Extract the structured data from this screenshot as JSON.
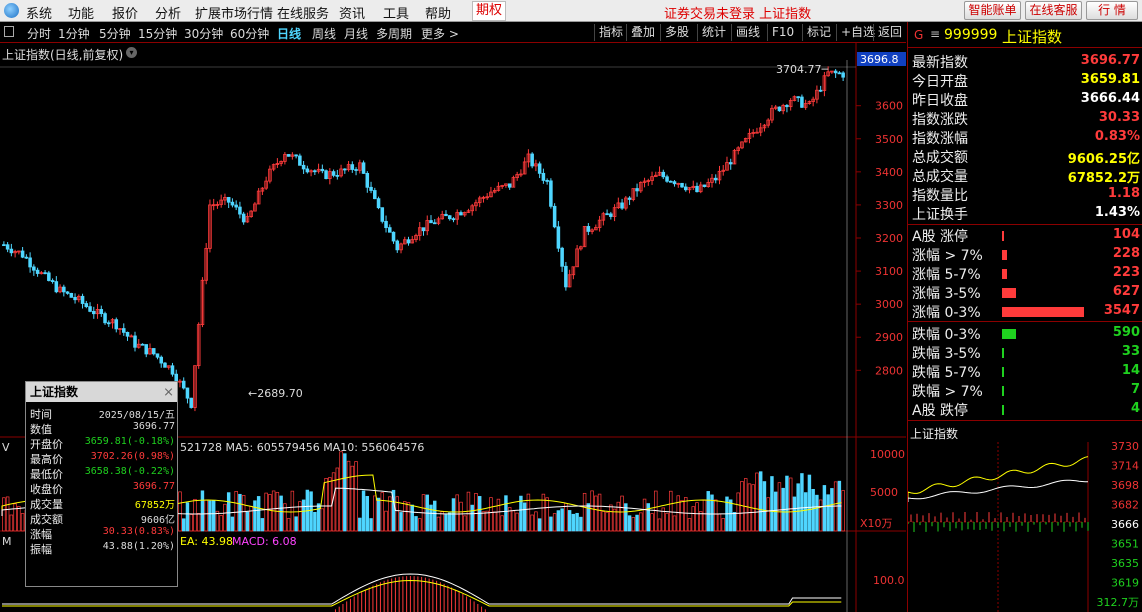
{
  "menu": {
    "items": [
      "系统",
      "功能",
      "报价",
      "分析",
      "扩展市场行情",
      "在线服务",
      "资讯",
      "工具",
      "帮助"
    ],
    "qi_label": "期权",
    "login_status": "证券交易未登录 上证指数",
    "right_buttons": [
      "智能账单",
      "在线客服",
      "行 情"
    ]
  },
  "toolbar": {
    "periods": [
      "分时",
      "1分钟",
      "5分钟",
      "15分钟",
      "30分钟",
      "60分钟",
      "日线",
      "周线",
      "月线",
      "多周期",
      "更多 >"
    ],
    "active_period": "日线",
    "tools": [
      "指标",
      "叠加",
      "多股",
      "统计",
      "画线",
      "F10",
      "标记",
      "+自选",
      "返回"
    ]
  },
  "chart": {
    "title": "上证指数(日线,前复权)",
    "last_price_tag": "3696.8",
    "high_label": "3704.77",
    "low_label": "2689.70",
    "y_ticks": [
      "3600",
      "3500",
      "3400",
      "3300",
      "3200",
      "3100",
      "3000",
      "2900",
      "2800"
    ],
    "volume_legend_prefix": "V",
    "volume_legend": "521728  MA5: 605579456  MA10: 556064576",
    "volume_ticks": [
      "10000",
      "5000"
    ],
    "volume_unit": "X10万",
    "macd_legend_prefix": "M",
    "macd_dea": "EA: 43.98",
    "macd_value": "MACD: 6.08",
    "macd_tick": "100.0"
  },
  "quote": {
    "code": "999999",
    "name": "上证指数",
    "g_mark": "G",
    "menu_icon": "≡",
    "rows": [
      {
        "label": "最新指数",
        "value": "3696.77",
        "color": "#ff3b3b"
      },
      {
        "label": "今日开盘",
        "value": "3659.81",
        "color": "#ffff00"
      },
      {
        "label": "昨日收盘",
        "value": "3666.44",
        "color": "#ffffff"
      },
      {
        "label": "指数涨跌",
        "value": "30.33",
        "color": "#ff3b3b"
      },
      {
        "label": "指数涨幅",
        "value": "0.83%",
        "color": "#ff3b3b"
      },
      {
        "label": "总成交额",
        "value": "9606.25亿",
        "color": "#ffff00"
      },
      {
        "label": "总成交量",
        "value": "67852.2万",
        "color": "#ffff00"
      },
      {
        "label": "指数量比",
        "value": "1.18",
        "color": "#ff3b3b"
      },
      {
        "label": "上证换手",
        "value": "1.43%",
        "color": "#ffffff"
      }
    ],
    "breadth": [
      {
        "label": "A股 涨停",
        "value": "104",
        "color": "#ff3b3b"
      },
      {
        "label": "涨幅 > 7%",
        "value": "228",
        "color": "#ff3b3b"
      },
      {
        "label": "涨幅 5-7%",
        "value": "223",
        "color": "#ff3b3b"
      },
      {
        "label": "涨幅 3-5%",
        "value": "627",
        "color": "#ff3b3b"
      },
      {
        "label": "涨幅 0-3%",
        "value": "3547",
        "color": "#ff3b3b"
      },
      {
        "label": "跌幅 0-3%",
        "value": "590",
        "color": "#1fd11f"
      },
      {
        "label": "跌幅 3-5%",
        "value": "33",
        "color": "#1fd11f"
      },
      {
        "label": "跌幅 5-7%",
        "value": "14",
        "color": "#1fd11f"
      },
      {
        "label": "跌幅 > 7%",
        "value": "7",
        "color": "#1fd11f"
      },
      {
        "label": "A股 跌停",
        "value": "4",
        "color": "#1fd11f"
      }
    ],
    "mini_title": "上证指数",
    "mini_ticks": [
      "3730",
      "3714",
      "3698",
      "3682",
      "3666",
      "3651",
      "3635",
      "3619",
      "312.7万"
    ]
  },
  "info": {
    "title": "上证指数",
    "rows": [
      {
        "k": "时间",
        "v": "2025/08/15/五",
        "color": "#dddddd"
      },
      {
        "k": "数值",
        "v": "3696.77",
        "color": "#dddddd"
      },
      {
        "k": "开盘价",
        "v": "3659.81(-0.18%)",
        "color": "#1fd11f"
      },
      {
        "k": "最高价",
        "v": "3702.26(0.98%)",
        "color": "#ff3b3b"
      },
      {
        "k": "最低价",
        "v": "3658.38(-0.22%)",
        "color": "#1fd11f"
      },
      {
        "k": "收盘价",
        "v": "3696.77",
        "color": "#ff3b3b"
      },
      {
        "k": "成交量",
        "v": "67852万",
        "color": "#ffff00"
      },
      {
        "k": "成交额",
        "v": "9606亿",
        "color": "#dddddd"
      },
      {
        "k": "涨幅",
        "v": "30.33(0.83%)",
        "color": "#ff3b3b"
      },
      {
        "k": "振幅",
        "v": "43.88(1.20%)",
        "color": "#dddddd"
      }
    ]
  },
  "colors": {
    "up": "#ff3b3b",
    "down": "#4fd6ff",
    "ma_yellow": "#ffff00",
    "ma_white": "#ffffff",
    "grid": "#8b0000"
  },
  "chart_data": {
    "type": "line",
    "series": [
      {
        "name": "上证指数",
        "values": [
          3180,
          3150,
          3090,
          3040,
          3010,
          2970,
          2940,
          2880,
          2850,
          2800,
          2700,
          3300,
          3310,
          3250,
          3380,
          3460,
          3420,
          3390,
          3400,
          3420,
          3280,
          3170,
          3220,
          3250,
          3270,
          3300,
          3340,
          3360,
          3440,
          3370,
          3060,
          3220,
          3260,
          3300,
          3360,
          3390,
          3370,
          3340,
          3380,
          3450,
          3520,
          3580,
          3620,
          3600,
          3697
        ]
      }
    ],
    "ylim": [
      2680,
      3720
    ],
    "grid": false
  }
}
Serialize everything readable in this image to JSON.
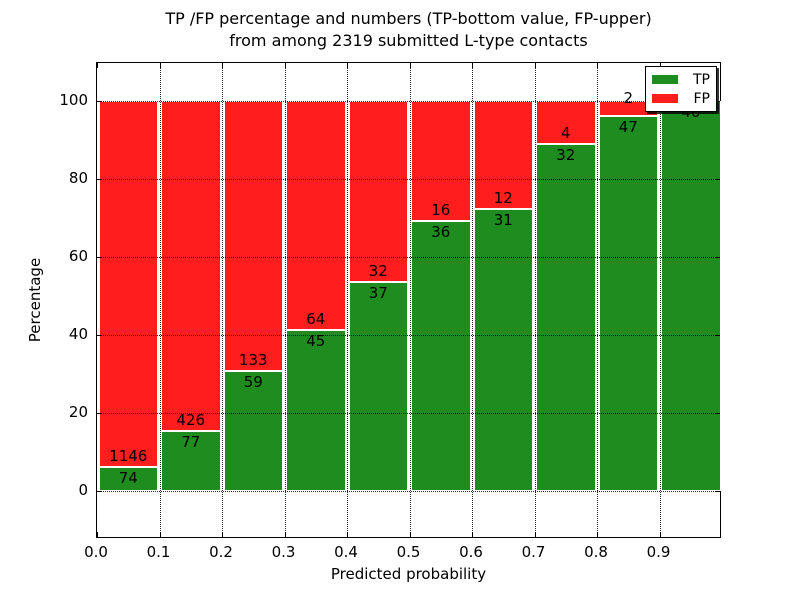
{
  "figure": {
    "title_line1": "TP /FP percentage and numbers (TP-bottom value, FP-upper)",
    "title_line2": "from among 2319 submitted L-type contacts",
    "xlabel": "Predicted probability",
    "ylabel": "Percentage"
  },
  "legend": {
    "position": "upper right",
    "items": [
      {
        "label": "TP",
        "color": "#1e8c1e"
      },
      {
        "label": "FP",
        "color": "#ff1e1e"
      }
    ]
  },
  "chart_data": {
    "type": "bar",
    "stacked": true,
    "title": "TP /FP percentage and numbers (TP-bottom value, FP-upper)\nfrom among 2319 submitted L-type contacts",
    "xlabel": "Predicted probability",
    "ylabel": "Percentage",
    "total_submitted_contacts": 2319,
    "bins_start": [
      0.0,
      0.1,
      0.2,
      0.3,
      0.4,
      0.5,
      0.6,
      0.7,
      0.8,
      0.9
    ],
    "bin_width": 0.1,
    "series": [
      {
        "name": "TP",
        "color": "#1e8c1e",
        "counts": [
          74,
          77,
          59,
          45,
          37,
          36,
          31,
          32,
          47,
          46
        ]
      },
      {
        "name": "FP",
        "color": "#ff1e1e",
        "counts": [
          1146,
          426,
          133,
          64,
          32,
          16,
          12,
          4,
          2,
          0
        ]
      }
    ],
    "tp_percent": [
      6.07,
      15.31,
      30.73,
      41.28,
      53.62,
      69.23,
      72.09,
      88.89,
      95.92,
      100.0
    ],
    "xticks": [
      "0.0",
      "0.1",
      "0.2",
      "0.3",
      "0.4",
      "0.5",
      "0.6",
      "0.7",
      "0.8",
      "0.9"
    ],
    "yticks": [
      "0",
      "20",
      "40",
      "60",
      "80",
      "100"
    ],
    "xlim": [
      0.0,
      1.0
    ],
    "ylim": [
      -12,
      110
    ],
    "grid": true,
    "grid_style": "dotted",
    "legend_position": "upper right"
  }
}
..............................
TASK DESCRIPTION: Every record is to be reproduced exactly, with no pictures included.

EXERCISE OUTPUT:
Extract the structured data from this screenshot as JSON.
{
  "menu": {
    "items": [
      "系统",
      "功能",
      "报价",
      "分析",
      "扩展市场行情",
      "在线服务",
      "资讯",
      "工具",
      "帮助"
    ],
    "qi_label": "期权",
    "login_status": "证券交易未登录 上证指数",
    "right_buttons": [
      "智能账单",
      "在线客服",
      "行 情"
    ]
  },
  "toolbar": {
    "periods": [
      "分时",
      "1分钟",
      "5分钟",
      "15分钟",
      "30分钟",
      "60分钟",
      "日线",
      "周线",
      "月线",
      "多周期",
      "更多 >"
    ],
    "active_period": "日线",
    "tools": [
      "指标",
      "叠加",
      "多股",
      "统计",
      "画线",
      "F10",
      "标记",
      "+自选",
      "返回"
    ]
  },
  "chart": {
    "title": "上证指数(日线,前复权)",
    "last_price_tag": "3696.8",
    "high_label": "3704.77",
    "low_label": "2689.70",
    "y_ticks": [
      "3600",
      "3500",
      "3400",
      "3300",
      "3200",
      "3100",
      "3000",
      "2900",
      "2800"
    ],
    "volume_legend_prefix": "V",
    "volume_legend": "521728  MA5: 605579456  MA10: 556064576",
    "volume_ticks": [
      "10000",
      "5000"
    ],
    "volume_unit": "X10万",
    "macd_legend_prefix": "M",
    "macd_dea": "EA: 43.98",
    "macd_value": "MACD: 6.08",
    "macd_tick": "100.0"
  },
  "quote": {
    "code": "999999",
    "name": "上证指数",
    "g_mark": "G",
    "menu_icon": "≡",
    "rows": [
      {
        "label": "最新指数",
        "value": "3696.77",
        "color": "#ff3b3b"
      },
      {
        "label": "今日开盘",
        "value": "3659.81",
        "color": "#ffff00"
      },
      {
        "label": "昨日收盘",
        "value": "3666.44",
        "color": "#ffffff"
      },
      {
        "label": "指数涨跌",
        "value": "30.33",
        "color": "#ff3b3b"
      },
      {
        "label": "指数涨幅",
        "value": "0.83%",
        "color": "#ff3b3b"
      },
      {
        "label": "总成交额",
        "value": "9606.25亿",
        "color": "#ffff00"
      },
      {
        "label": "总成交量",
        "value": "67852.2万",
        "color": "#ffff00"
      },
      {
        "label": "指数量比",
        "value": "1.18",
        "color": "#ff3b3b"
      },
      {
        "label": "上证换手",
        "value": "1.43%",
        "color": "#ffffff"
      }
    ],
    "breadth": [
      {
        "label": "A股 涨停",
        "value": "104",
        "color": "#ff3b3b"
      },
      {
        "label": "涨幅 > 7%",
        "value": "228",
        "color": "#ff3b3b"
      },
      {
        "label": "涨幅 5-7%",
        "value": "223",
        "color": "#ff3b3b"
      },
      {
        "label": "涨幅 3-5%",
        "value": "627",
        "color": "#ff3b3b"
      },
      {
        "label": "涨幅 0-3%",
        "value": "3547",
        "color": "#ff3b3b"
      },
      {
        "label": "跌幅 0-3%",
        "value": "590",
        "color": "#1fd11f"
      },
      {
        "label": "跌幅 3-5%",
        "value": "33",
        "color": "#1fd11f"
      },
      {
        "label": "跌幅 5-7%",
        "value": "14",
        "color": "#1fd11f"
      },
      {
        "label": "跌幅 > 7%",
        "value": "7",
        "color": "#1fd11f"
      },
      {
        "label": "A股 跌停",
        "value": "4",
        "color": "#1fd11f"
      }
    ],
    "mini_title": "上证指数",
    "mini_ticks": [
      "3730",
      "3714",
      "3698",
      "3682",
      "3666",
      "3651",
      "3635",
      "3619",
      "312.7万"
    ]
  },
  "info": {
    "title": "上证指数",
    "rows": [
      {
        "k": "时间",
        "v": "2025/08/15/五",
        "color": "#dddddd"
      },
      {
        "k": "数值",
        "v": "3696.77",
        "color": "#dddddd"
      },
      {
        "k": "开盘价",
        "v": "3659.81(-0.18%)",
        "color": "#1fd11f"
      },
      {
        "k": "最高价",
        "v": "3702.26(0.98%)",
        "color": "#ff3b3b"
      },
      {
        "k": "最低价",
        "v": "3658.38(-0.22%)",
        "color": "#1fd11f"
      },
      {
        "k": "收盘价",
        "v": "3696.77",
        "color": "#ff3b3b"
      },
      {
        "k": "成交量",
        "v": "67852万",
        "color": "#ffff00"
      },
      {
        "k": "成交额",
        "v": "9606亿",
        "color": "#dddddd"
      },
      {
        "k": "涨幅",
        "v": "30.33(0.83%)",
        "color": "#ff3b3b"
      },
      {
        "k": "振幅",
        "v": "43.88(1.20%)",
        "color": "#dddddd"
      }
    ]
  },
  "colors": {
    "up": "#ff3b3b",
    "down": "#4fd6ff",
    "ma_yellow": "#ffff00",
    "ma_white": "#ffffff",
    "grid": "#8b0000"
  },
  "chart_data": {
    "type": "line",
    "series": [
      {
        "name": "上证指数",
        "values": [
          3180,
          3150,
          3090,
          3040,
          3010,
          2970,
          2940,
          2880,
          2850,
          2800,
          2700,
          3300,
          3310,
          3250,
          3380,
          3460,
          3420,
          3390,
          3400,
          3420,
          3280,
          3170,
          3220,
          3250,
          3270,
          3300,
          3340,
          3360,
          3440,
          3370,
          3060,
          3220,
          3260,
          3300,
          3360,
          3390,
          3370,
          3340,
          3380,
          3450,
          3520,
          3580,
          3620,
          3600,
          3697
        ]
      }
    ],
    "ylim": [
      2680,
      3720
    ],
    "grid": false
  }
}
Serialize everything readable in this image to JSON.
{
  "figure": {
    "title_line1": "TP /FP percentage and numbers (TP-bottom value, FP-upper)",
    "title_line2": "from among 2319 submitted L-type contacts",
    "xlabel": "Predicted probability",
    "ylabel": "Percentage"
  },
  "legend": {
    "position": "upper right",
    "items": [
      {
        "label": "TP",
        "color": "#1e8c1e"
      },
      {
        "label": "FP",
        "color": "#ff1e1e"
      }
    ]
  },
  "chart_data": {
    "type": "bar",
    "stacked": true,
    "title": "TP /FP percentage and numbers (TP-bottom value, FP-upper)\nfrom among 2319 submitted L-type contacts",
    "xlabel": "Predicted probability",
    "ylabel": "Percentage",
    "total_submitted_contacts": 2319,
    "bins_start": [
      0.0,
      0.1,
      0.2,
      0.3,
      0.4,
      0.5,
      0.6,
      0.7,
      0.8,
      0.9
    ],
    "bin_width": 0.1,
    "series": [
      {
        "name": "TP",
        "color": "#1e8c1e",
        "counts": [
          74,
          77,
          59,
          45,
          37,
          36,
          31,
          32,
          47,
          46
        ]
      },
      {
        "name": "FP",
        "color": "#ff1e1e",
        "counts": [
          1146,
          426,
          133,
          64,
          32,
          16,
          12,
          4,
          2,
          0
        ]
      }
    ],
    "tp_percent": [
      6.07,
      15.31,
      30.73,
      41.28,
      53.62,
      69.23,
      72.09,
      88.89,
      95.92,
      100.0
    ],
    "xticks": [
      "0.0",
      "0.1",
      "0.2",
      "0.3",
      "0.4",
      "0.5",
      "0.6",
      "0.7",
      "0.8",
      "0.9"
    ],
    "yticks": [
      "0",
      "20",
      "40",
      "60",
      "80",
      "100"
    ],
    "xlim": [
      0.0,
      1.0
    ],
    "ylim": [
      -12,
      110
    ],
    "grid": true,
    "grid_style": "dotted",
    "legend_position": "upper right"
  }
}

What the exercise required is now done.